[Work instructions]
1: Using the pension article, decide whether each statement agrees with it. Give yes or no for each, with the words from the article that settle it, quoted exactly. (a) Anyone aged 18 or over who earns at least £10,000 from a single job is eligible for auto-enrolment. (b) All ‘pot for life’ pension providers will be regulated. (c) Pension experts agree that ‘pots for life’ are good news for savers.
2: Retype the pension article word for word, from "How does the" down to "people’s retirement income.".
Source excerpt start
How does the current workplace pension system work?

Under the government’s auto-enrolment scheme, your employer automatically enrols you into into its company pension scheme. Under current rules, anyone aged 22 or over earning a minimum of £10,000 from a single job is eligible for auto-enrolment. Read more in our article How does pension auto-enrolment work?

The current system means that employees typically pay into many different pension pots over their working life, as each employer may use a different scheme. Keeping track of these accounts can be a headache, and you may even forget about or lose the details of one or more of your pensions over time as you change employers. According to the Pensions Policy Institute, there is currently around £26.6 billion languishing in lost pension pots, which is money that could be used to boost people’s retirement income.

How will a pension ‘pot for life’ work?

The government is launching a consultation on the introduction of pension ‘pots for life’ which could take some time. If the reforms take effect, you’ll have a single workplace pension that both you and your current and future employers can contribute to throughout your working life. According to Tom McPhail, director of public affairs at research firm Lang Cat, this will enable you to keep track of your retirement savings more easily and effectively be ‘auto enrolment 2.0’.

All ‘pot for life’ pension providers will be regulated. Helen Morrissey, head of retirement analysis at Hargreaves Lansdown, said: “Appropriate regulation will ensure people continue to get good value from their pensions across the board. The upshot will be a system more centred on the member giving them extra choice.”

Is a pension ‘pot for life’ good for savers?

Pension experts are divided on whether the introduction of pension ‘pots for life’ is good news for savers. Some believe that it could help simplify auto-enrolment, which can see many people end up with a number of small pension pots if they work for a number of different employers. However, concerns include whether charges would actually be competitive, and how easy it would be for employees to choose a ‘pot for life’ that will be suitable for the duration of their working life.
Source excerpt end
Entries shown start
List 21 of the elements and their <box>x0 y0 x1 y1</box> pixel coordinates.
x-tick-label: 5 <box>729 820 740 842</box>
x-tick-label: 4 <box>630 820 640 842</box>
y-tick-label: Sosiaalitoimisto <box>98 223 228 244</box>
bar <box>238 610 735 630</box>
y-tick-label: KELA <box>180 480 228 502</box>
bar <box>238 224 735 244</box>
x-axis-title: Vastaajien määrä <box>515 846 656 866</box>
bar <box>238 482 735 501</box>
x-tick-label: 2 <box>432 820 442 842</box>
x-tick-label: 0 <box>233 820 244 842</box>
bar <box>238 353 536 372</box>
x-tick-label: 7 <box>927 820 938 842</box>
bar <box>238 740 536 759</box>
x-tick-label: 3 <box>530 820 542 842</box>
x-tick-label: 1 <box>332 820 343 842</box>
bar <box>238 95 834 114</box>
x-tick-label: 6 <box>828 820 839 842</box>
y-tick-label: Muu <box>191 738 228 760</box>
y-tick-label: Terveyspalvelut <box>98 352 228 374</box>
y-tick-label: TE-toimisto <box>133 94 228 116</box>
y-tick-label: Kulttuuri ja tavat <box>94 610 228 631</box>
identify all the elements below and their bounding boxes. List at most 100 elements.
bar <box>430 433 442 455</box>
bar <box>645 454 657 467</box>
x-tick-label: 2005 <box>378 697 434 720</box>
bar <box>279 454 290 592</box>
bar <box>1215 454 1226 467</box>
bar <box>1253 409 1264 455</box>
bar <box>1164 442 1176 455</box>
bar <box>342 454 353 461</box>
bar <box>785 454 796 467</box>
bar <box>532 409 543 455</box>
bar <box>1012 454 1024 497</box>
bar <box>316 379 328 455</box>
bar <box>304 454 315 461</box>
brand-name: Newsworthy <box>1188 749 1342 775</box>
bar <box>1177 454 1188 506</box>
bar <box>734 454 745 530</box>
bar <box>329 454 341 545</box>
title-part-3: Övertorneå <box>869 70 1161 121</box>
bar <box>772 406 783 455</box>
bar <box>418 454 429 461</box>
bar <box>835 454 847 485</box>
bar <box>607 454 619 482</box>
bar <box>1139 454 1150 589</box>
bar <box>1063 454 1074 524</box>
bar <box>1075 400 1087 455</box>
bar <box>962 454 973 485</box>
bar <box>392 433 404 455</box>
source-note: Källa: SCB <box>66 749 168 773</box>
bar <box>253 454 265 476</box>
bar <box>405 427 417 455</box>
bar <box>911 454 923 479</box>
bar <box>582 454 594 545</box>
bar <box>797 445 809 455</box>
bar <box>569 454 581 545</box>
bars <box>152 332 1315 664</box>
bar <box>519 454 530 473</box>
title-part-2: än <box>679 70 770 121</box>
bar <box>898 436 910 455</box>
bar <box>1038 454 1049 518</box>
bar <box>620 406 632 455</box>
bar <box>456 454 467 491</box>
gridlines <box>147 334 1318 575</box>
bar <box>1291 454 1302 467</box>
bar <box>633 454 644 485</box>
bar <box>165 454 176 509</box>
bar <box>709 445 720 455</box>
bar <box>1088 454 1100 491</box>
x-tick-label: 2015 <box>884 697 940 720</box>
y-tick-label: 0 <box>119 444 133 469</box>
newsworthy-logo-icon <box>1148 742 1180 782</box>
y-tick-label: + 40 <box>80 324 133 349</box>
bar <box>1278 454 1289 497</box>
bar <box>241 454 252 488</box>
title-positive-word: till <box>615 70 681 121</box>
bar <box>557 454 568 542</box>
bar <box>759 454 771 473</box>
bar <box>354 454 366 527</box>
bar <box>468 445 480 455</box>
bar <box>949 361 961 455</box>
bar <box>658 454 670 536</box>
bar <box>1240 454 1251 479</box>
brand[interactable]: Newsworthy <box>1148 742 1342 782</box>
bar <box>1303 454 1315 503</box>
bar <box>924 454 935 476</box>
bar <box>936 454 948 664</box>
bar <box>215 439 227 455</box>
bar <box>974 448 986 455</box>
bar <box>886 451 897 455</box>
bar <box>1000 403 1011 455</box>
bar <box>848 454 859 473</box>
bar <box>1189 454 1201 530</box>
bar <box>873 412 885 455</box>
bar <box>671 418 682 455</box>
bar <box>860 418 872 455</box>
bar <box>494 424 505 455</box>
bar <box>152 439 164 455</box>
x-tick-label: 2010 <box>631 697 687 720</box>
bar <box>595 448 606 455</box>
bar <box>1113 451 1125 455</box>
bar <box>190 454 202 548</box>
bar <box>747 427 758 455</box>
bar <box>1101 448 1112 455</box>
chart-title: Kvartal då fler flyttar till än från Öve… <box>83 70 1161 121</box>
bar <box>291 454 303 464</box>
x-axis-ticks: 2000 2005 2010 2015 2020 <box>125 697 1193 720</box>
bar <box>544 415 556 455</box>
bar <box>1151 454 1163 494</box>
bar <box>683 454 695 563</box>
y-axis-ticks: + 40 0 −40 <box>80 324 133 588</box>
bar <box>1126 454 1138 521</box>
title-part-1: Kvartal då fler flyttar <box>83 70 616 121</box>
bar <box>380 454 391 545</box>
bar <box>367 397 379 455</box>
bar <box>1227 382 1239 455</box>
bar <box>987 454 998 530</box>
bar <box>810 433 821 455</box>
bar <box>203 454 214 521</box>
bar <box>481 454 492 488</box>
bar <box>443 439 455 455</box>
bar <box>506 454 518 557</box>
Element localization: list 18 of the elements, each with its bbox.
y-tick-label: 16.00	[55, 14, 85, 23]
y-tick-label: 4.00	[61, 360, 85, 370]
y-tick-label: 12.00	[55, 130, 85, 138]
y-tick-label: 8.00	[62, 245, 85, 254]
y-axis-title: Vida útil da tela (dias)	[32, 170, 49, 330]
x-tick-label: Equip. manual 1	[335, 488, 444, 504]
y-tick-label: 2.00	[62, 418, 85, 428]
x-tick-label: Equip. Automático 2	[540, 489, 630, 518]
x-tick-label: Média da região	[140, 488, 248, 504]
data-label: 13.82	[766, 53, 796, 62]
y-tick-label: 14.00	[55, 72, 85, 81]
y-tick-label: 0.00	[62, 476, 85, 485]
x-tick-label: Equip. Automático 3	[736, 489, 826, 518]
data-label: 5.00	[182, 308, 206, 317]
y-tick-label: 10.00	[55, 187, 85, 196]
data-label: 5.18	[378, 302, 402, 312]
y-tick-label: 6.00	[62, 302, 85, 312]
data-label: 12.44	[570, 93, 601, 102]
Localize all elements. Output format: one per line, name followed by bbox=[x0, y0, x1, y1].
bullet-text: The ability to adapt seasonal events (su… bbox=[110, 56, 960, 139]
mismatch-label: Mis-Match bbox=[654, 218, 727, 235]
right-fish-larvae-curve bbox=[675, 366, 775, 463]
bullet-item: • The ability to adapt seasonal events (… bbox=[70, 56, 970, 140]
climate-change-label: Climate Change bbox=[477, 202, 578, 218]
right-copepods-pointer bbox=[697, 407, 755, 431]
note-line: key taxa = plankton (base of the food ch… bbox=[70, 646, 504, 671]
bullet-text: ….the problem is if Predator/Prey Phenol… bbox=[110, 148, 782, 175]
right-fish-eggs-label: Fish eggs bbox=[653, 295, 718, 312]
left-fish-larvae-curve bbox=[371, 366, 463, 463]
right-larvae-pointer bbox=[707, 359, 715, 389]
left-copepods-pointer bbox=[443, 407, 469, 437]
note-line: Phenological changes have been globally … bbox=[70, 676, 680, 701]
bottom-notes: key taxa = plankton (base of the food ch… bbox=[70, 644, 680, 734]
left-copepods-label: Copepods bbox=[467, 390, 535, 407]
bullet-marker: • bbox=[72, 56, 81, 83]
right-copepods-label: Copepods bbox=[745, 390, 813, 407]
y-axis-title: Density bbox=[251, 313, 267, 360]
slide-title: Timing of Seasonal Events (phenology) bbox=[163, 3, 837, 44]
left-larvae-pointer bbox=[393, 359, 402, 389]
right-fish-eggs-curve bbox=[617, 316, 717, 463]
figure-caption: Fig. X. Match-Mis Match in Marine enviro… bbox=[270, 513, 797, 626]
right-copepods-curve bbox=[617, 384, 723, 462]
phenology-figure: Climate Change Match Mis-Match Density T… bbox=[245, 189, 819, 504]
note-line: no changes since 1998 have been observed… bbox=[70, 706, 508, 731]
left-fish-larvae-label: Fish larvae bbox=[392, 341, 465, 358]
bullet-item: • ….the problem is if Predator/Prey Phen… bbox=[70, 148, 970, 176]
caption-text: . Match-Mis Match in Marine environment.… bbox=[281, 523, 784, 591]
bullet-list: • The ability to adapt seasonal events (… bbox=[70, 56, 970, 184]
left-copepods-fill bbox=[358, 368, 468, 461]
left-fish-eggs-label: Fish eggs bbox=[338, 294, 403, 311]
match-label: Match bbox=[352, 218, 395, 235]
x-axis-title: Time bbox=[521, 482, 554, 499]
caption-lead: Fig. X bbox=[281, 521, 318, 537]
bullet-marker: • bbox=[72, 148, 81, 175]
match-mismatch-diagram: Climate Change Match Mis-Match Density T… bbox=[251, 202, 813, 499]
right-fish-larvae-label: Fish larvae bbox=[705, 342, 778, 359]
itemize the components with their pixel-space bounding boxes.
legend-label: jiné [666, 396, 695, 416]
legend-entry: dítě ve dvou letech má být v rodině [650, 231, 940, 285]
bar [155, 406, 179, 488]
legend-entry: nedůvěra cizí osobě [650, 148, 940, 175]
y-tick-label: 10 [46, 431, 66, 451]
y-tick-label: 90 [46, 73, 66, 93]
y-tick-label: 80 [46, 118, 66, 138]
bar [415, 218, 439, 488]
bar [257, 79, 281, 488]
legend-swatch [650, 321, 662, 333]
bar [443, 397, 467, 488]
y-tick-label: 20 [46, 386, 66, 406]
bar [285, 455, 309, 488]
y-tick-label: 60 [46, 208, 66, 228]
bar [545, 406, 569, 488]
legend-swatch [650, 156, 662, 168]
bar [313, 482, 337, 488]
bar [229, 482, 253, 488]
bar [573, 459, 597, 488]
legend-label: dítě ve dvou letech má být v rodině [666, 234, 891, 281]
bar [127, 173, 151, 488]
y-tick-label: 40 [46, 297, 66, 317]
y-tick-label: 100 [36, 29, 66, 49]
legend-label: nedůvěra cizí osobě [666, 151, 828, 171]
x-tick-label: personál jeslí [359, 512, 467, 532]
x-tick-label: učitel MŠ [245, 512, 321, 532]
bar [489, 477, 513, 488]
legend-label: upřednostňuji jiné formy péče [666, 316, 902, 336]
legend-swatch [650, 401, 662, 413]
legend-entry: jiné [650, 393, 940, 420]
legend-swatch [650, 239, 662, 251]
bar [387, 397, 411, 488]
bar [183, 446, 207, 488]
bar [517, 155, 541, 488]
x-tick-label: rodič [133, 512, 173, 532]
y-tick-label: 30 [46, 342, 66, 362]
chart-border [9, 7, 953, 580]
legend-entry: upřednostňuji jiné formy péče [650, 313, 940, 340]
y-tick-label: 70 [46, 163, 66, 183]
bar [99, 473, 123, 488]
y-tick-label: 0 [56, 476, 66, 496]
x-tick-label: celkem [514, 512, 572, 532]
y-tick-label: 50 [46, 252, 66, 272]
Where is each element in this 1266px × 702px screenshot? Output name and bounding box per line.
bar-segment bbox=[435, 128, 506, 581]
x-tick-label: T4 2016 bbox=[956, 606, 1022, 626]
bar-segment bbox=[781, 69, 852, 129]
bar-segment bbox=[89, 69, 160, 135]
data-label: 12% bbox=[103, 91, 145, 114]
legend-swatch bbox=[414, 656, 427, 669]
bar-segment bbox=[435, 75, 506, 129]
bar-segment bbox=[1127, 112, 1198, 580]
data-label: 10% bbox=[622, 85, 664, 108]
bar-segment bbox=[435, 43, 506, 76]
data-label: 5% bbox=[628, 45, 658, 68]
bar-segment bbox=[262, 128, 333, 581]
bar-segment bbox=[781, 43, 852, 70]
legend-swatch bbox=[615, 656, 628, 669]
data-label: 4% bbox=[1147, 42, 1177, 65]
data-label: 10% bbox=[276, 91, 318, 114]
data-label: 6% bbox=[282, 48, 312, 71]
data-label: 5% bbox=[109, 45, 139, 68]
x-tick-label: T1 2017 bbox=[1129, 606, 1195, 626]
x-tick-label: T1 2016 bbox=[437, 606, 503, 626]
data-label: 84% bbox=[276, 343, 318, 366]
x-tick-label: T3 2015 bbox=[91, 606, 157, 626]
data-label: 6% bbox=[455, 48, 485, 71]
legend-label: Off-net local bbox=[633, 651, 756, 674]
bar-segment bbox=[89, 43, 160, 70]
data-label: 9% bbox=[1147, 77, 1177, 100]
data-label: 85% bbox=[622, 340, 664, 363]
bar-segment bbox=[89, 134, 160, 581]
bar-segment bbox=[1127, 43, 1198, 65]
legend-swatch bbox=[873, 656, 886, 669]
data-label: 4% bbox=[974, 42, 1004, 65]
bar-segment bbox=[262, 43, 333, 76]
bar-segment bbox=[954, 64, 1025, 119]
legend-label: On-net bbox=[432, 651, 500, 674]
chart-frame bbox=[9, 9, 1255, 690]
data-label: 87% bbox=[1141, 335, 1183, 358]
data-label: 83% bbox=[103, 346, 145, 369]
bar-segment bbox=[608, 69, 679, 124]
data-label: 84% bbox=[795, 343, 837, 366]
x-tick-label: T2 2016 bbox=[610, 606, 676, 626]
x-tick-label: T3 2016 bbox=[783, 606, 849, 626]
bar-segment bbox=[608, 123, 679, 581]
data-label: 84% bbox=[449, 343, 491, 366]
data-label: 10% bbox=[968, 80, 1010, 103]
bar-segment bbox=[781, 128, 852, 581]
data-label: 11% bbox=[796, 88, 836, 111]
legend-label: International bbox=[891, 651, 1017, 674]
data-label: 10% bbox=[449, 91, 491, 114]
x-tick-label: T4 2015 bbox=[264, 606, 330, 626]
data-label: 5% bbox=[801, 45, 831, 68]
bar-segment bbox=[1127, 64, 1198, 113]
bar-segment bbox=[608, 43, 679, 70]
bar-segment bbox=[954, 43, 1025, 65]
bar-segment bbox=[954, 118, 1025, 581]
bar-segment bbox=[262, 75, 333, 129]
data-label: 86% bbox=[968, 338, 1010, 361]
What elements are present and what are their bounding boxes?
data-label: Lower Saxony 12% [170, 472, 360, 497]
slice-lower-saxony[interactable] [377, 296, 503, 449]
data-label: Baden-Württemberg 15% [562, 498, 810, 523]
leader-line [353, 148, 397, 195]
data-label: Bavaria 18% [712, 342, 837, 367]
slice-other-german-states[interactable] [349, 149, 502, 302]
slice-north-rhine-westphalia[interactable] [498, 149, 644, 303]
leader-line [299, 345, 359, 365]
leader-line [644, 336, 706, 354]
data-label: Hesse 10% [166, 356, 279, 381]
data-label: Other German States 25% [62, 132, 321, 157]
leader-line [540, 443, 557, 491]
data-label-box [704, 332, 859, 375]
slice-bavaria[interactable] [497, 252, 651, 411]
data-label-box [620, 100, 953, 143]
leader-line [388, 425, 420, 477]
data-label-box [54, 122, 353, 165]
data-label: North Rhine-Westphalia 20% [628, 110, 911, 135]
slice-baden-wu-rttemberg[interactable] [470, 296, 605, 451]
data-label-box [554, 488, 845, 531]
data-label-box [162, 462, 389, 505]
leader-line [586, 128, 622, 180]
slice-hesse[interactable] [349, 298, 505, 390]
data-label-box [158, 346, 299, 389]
Entries shown end
[Results in order]
1:
(a) No: "anyone aged 22 or over earning a minimum of £10,000 from a single job is eligible for auto-enrolment"
(b) Yes: "All ‘pot for life’ pension providers will be regulated."
(c) No: "Pension experts are divided on whether the introduction of pension ‘pots for life’ is good news for savers."

2:
How does the current workplace pension system work?

Under the government’s auto-enrolment scheme, your employer automatically enrols you into into its company pension scheme. Under current rules, anyone aged 22 or over earning a minimum of £10,000 from a single job is eligible for auto-enrolment. Read more in our article How does pension auto-enrolment work?

The current system means that employees typically pay into many different pension pots over their working life, as each employer may use a different scheme. Keeping track of these accounts can be a headache, and you may even forget about or lose the details of one or more of your pensions over time as you change employers. According to the Pensions Policy Institute, there is currently around £26.6 billion languishing in lost pension pots, which is money that could be used to boost people’s retirement income.